EXTRACT TO READ:
FIG. 1 shows an automated multi-ply cutting machine 1 for cutting fabric and other sheet materials. Cutting machine 1 includes a cutting table 2 straddled by a gantry 3 movable along the cutting table 2 in an X direction. The gantry 3 extends in a lateral Y direction of table 2 perpendicular to the X direction. A cutting head 10 formed in accordance with an embodiment of the present invention is mounted on gantry 3 for travel with the gantry, and is movable along the gantry laterally relative to table 2 in the Y-direction. Cutting head 10 is configured to hold tools, for example a cutting knife, a drill, and/or a marking pen, and to operatively engage the tools with fabric or sheet material present on table 2. A computer with an operator workstation 4 is provided to enable cutting machine 1 to be programmed to cut or mark shapes and patterns from or on the fabric or sheet material. Software executed by computer 4 provides an operator interface to program and store jobs, and to run jobs by converting stored job parameters into motion commands controlling the X axis position of gantry 3, the Y axis position of tool head 10, the vertical Z axis position of a tool carried by tool head 10, and tool reciprocating or rotary motion.

Tool head 10 of the present invention is shown in FIGS. 2-7. Tool head 10 comprises an external housing 12 enclosing a support assembly 15 and gantry sleeve 16. Gantry sleeve 16 receives gantry 3, and a drive motor 17 mounted on support assembly 15 is connected to the gantry and is operable to displace tool head 10 along the gantry. A drill 13 is operable to protrude downwardly from housing 12 to engage material 5.

A cutting blade 11 extends vertically and is receivable through an opening in a pressure foot 14. The cutting blade is part of a knife assembly that extends vertically through tool head 10. The knife assembly includes a support shaft 18 near its upper end. Support shaft 18 is coupled by a rotary bearing 32 to an eccentric mechanism 20, whereby rotational motion inputted to the eccentric mechanism results in a reciprocating up-and-down motion of the support shaft 18 and blade 11. Eccentric mechanism 20 and the reciprocating knife assembly are carried by a slide plate 23 mounted for vertical travel relative to support assembly 15 by linear slide bearings 27 movable along vertical rails 26 fixed to support assembly 15. Slide plate 23 is moved up and down by a linear actuator 25 visible in FIGS. 3 and 4. Slide plate 23 and linear actuator 25 are operable to move the knife assembly between a raised home position as depicted in FIG. 7 and a lowered cutting position as depicted in FIG. 8. Linear actuator 25 may be pneumatically or electro-mechanically driven.

REQUIRED TASKS:
1. Name every tool that the cutting machine description says the cutting head can be configured to hold.
2. Write the next passage of the cutting machine description, picking up right after its final sentence.
The listing that comes next has nothing to do with the tasks here.

GIVEN ENTRIES:
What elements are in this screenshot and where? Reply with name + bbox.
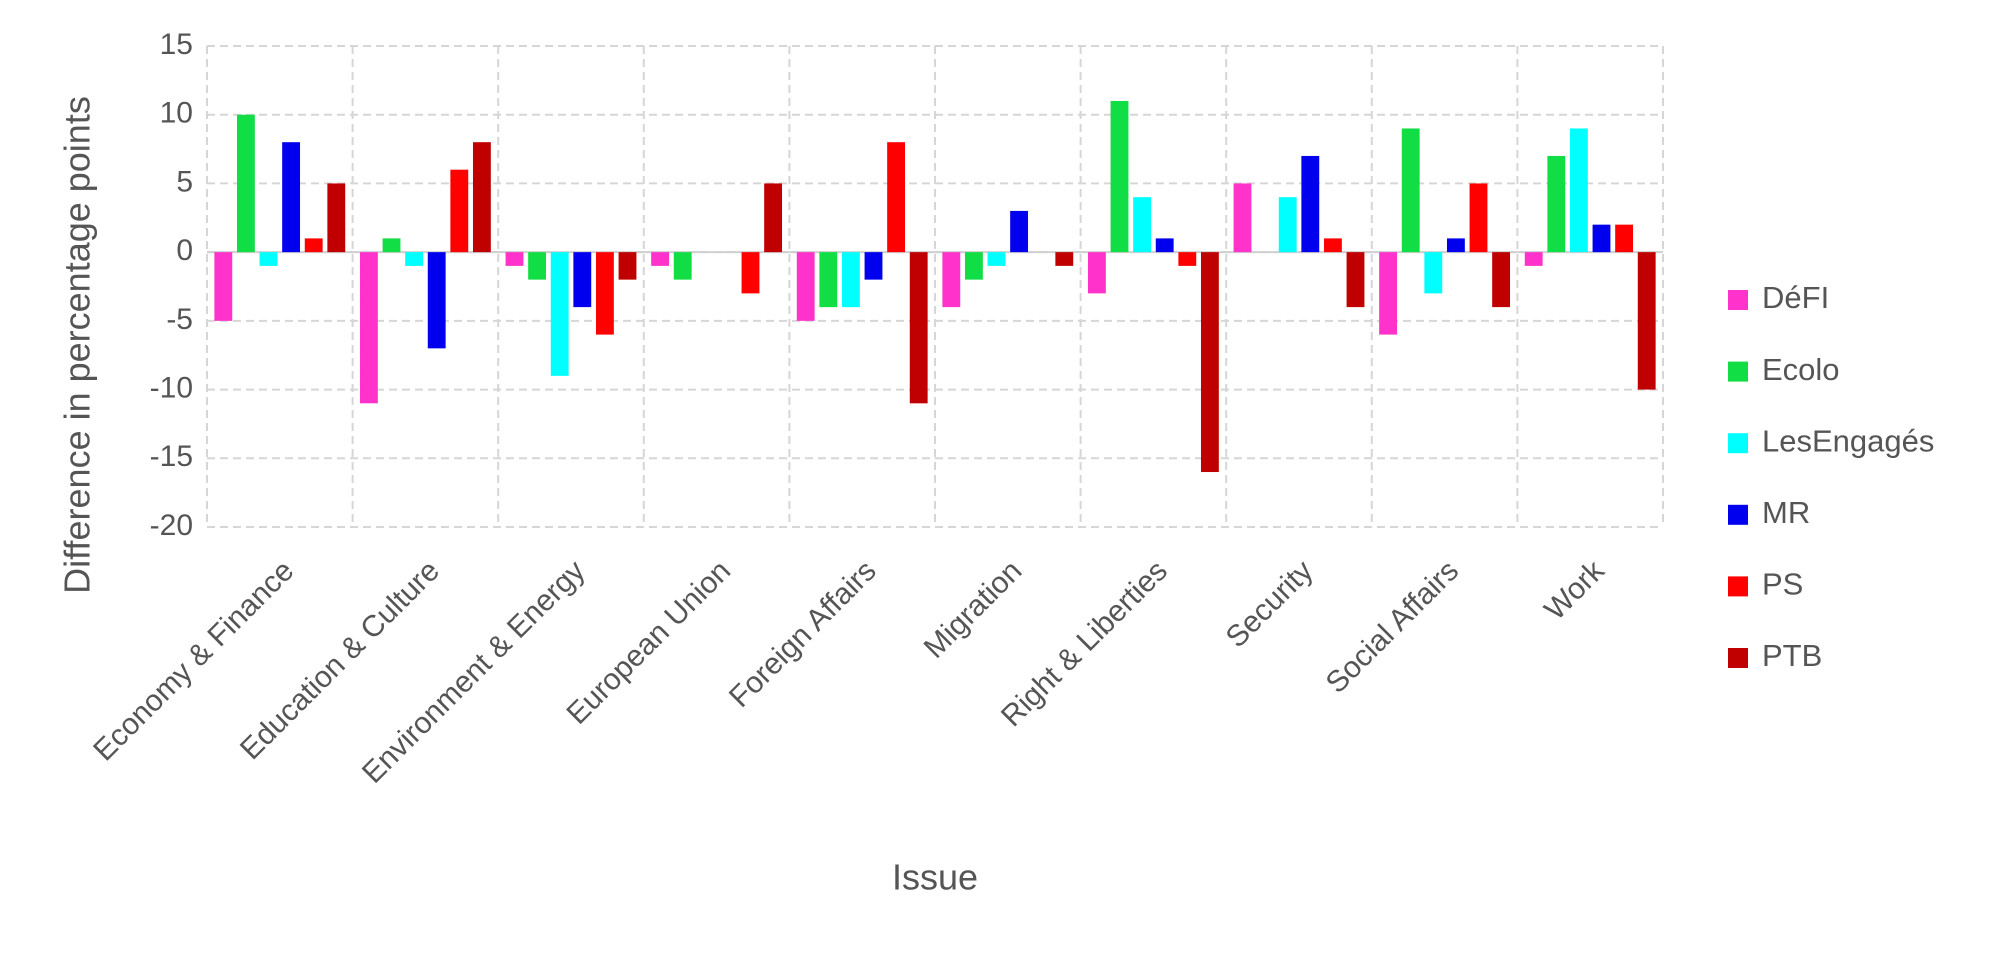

...

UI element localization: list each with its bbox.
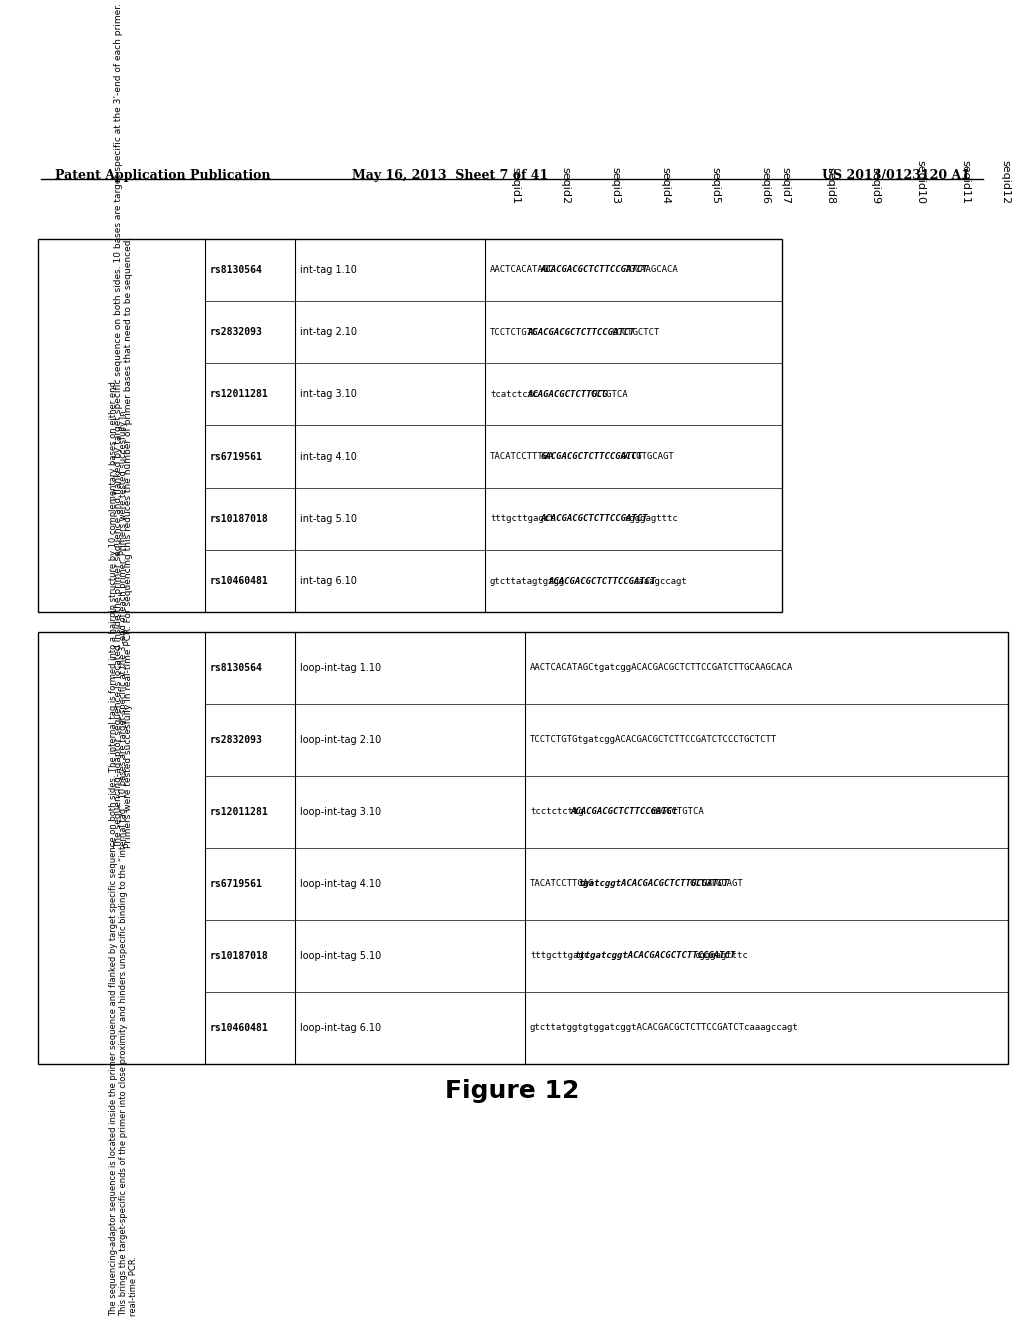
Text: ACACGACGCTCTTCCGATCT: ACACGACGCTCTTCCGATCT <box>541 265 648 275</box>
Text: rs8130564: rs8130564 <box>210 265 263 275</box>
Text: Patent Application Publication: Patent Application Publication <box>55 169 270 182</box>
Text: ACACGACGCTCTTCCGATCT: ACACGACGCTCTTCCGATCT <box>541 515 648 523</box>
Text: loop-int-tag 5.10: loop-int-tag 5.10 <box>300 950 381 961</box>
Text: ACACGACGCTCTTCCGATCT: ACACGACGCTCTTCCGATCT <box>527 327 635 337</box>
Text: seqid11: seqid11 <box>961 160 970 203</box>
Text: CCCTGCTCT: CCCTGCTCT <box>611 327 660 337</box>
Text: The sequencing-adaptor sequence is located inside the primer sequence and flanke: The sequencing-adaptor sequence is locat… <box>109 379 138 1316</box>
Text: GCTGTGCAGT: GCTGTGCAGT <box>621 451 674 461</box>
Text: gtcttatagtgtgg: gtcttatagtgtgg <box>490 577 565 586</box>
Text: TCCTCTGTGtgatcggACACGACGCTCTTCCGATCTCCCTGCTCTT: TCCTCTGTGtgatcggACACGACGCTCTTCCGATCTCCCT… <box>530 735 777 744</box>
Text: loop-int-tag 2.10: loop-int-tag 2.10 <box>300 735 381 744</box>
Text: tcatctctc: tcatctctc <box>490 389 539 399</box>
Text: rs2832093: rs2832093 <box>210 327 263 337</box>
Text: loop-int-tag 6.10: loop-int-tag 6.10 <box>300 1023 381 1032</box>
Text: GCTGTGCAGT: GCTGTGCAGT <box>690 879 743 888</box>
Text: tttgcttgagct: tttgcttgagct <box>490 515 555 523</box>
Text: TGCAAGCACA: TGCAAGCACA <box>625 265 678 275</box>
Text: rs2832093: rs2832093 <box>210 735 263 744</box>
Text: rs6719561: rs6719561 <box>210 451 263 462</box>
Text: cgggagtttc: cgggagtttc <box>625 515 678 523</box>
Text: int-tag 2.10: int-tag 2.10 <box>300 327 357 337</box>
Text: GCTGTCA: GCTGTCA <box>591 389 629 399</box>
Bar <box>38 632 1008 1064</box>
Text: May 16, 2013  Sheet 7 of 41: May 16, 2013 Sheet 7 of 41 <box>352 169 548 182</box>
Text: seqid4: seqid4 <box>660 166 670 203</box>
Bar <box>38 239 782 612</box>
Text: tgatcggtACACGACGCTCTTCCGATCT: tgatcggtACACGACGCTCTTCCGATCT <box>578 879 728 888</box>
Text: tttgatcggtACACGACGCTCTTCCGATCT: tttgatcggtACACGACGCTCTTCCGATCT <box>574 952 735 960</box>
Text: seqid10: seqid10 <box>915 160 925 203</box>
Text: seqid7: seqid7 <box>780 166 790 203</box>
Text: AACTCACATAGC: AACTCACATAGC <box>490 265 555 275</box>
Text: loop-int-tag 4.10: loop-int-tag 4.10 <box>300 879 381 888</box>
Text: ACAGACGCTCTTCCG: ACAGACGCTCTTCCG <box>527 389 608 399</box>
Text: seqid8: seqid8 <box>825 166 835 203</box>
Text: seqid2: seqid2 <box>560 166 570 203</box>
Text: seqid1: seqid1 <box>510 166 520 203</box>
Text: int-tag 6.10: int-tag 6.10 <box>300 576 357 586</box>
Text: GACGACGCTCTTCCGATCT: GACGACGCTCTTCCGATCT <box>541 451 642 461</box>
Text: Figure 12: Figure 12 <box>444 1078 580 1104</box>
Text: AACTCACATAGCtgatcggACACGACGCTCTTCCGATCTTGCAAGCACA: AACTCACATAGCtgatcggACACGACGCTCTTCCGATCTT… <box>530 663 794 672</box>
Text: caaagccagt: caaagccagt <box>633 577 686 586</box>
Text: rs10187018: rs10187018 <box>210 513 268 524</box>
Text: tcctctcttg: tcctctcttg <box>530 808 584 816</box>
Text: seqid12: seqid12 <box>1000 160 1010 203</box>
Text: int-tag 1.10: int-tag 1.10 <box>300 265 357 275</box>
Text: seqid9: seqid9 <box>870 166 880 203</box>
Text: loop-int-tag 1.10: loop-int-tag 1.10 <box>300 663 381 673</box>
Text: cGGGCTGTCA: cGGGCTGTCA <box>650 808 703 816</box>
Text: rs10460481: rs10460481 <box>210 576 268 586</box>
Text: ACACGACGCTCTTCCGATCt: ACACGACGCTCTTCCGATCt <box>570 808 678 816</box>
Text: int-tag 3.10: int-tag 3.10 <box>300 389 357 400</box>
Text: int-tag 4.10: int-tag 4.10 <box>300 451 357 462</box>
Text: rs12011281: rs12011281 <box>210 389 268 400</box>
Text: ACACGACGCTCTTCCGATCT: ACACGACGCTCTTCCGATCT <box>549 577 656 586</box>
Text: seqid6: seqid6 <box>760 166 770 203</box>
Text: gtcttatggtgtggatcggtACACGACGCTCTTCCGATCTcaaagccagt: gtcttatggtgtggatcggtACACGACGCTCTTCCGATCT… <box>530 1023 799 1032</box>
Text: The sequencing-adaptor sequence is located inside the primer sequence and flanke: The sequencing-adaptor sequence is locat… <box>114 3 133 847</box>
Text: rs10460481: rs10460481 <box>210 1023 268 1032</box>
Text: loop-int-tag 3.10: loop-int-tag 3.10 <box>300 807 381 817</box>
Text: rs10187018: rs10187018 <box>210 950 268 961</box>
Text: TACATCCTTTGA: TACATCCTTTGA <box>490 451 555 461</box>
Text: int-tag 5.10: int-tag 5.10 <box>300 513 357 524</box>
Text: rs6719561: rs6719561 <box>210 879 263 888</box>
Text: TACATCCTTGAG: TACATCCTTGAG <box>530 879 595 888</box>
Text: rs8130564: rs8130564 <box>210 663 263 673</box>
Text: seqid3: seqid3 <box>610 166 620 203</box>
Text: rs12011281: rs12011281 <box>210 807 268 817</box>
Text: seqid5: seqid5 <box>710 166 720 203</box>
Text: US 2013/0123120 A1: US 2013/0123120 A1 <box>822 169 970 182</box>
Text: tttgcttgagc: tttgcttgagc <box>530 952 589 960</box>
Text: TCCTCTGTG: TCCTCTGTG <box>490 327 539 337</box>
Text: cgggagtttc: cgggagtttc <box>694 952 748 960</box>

TASK RESULTS:
1. A cutting knife, a drill, and a marking pen.

2.
Additional reference is made now to the sectional view of FIG. 14. The knife assembly extends through a pressure foot assembly generally indicated by reference numeral 28. Pressure foot assembly 28 is rotatable about a vertical axis that coincides substantially with a line of action of the knife assembly. As will be described in greater detail below, the pressure foot assembly transmits its rotation to blade 11. Pressure foot assembly 28 is mounted on slide plate 23 by a yoke 50. Pressure foot assembly 28 includes pressure foot 14, a pair of linear actuators 30, a rotation sprocket 55, a support cylinder 54 coupled to rotation sprocket 55 and rotatably mounted in yoke 50 by rotary bearings 53, and a slip ring assembly 52. A drive motor 22 mounted on yoke 50 is operable to rotate sprocket 55 and support cylinder 54 via a drive belt 24 engaged by a drive sprocket 56 on the output shaft of motor 22 and by an idler roller 57. An upper portion of each linear actuator 30 is coupled to support cylinder 54 and a lower portion of each linear actuator 30 is coupled to pressure foot 14, whereby rotation of sprocket 55 and support cylinder 54 is transmitted to pressure foot 14. Linear actuators 30 are operable to move pressure foot 14 up and down relative to the knife assembly as can be seen by comparing FIGS. 7 and 8.

The reciprocating knife assembly of the present invention will now be described in greater detail with reference to FIGS. 14-17. As mentioned above, the knife assembly has a rotary bearing 32 and a support shaft 18 that extends downwardly from rotary bearing 32. A splined shaft 34 is connected to a lower end of support shaft 18 by a ball joint 33. Splined shaft 34 is slidably received through a splined bushing 74 which is coupled to support cylinder 54 by a hub member 35. As will be understood, the slidably mating splines of shaft 34 and bushing 74 permit the knife assembly to reciprocate vertically while also transmitting rotational motion of support cylinder 54 to the portion of the knife assembly below ball joint 33.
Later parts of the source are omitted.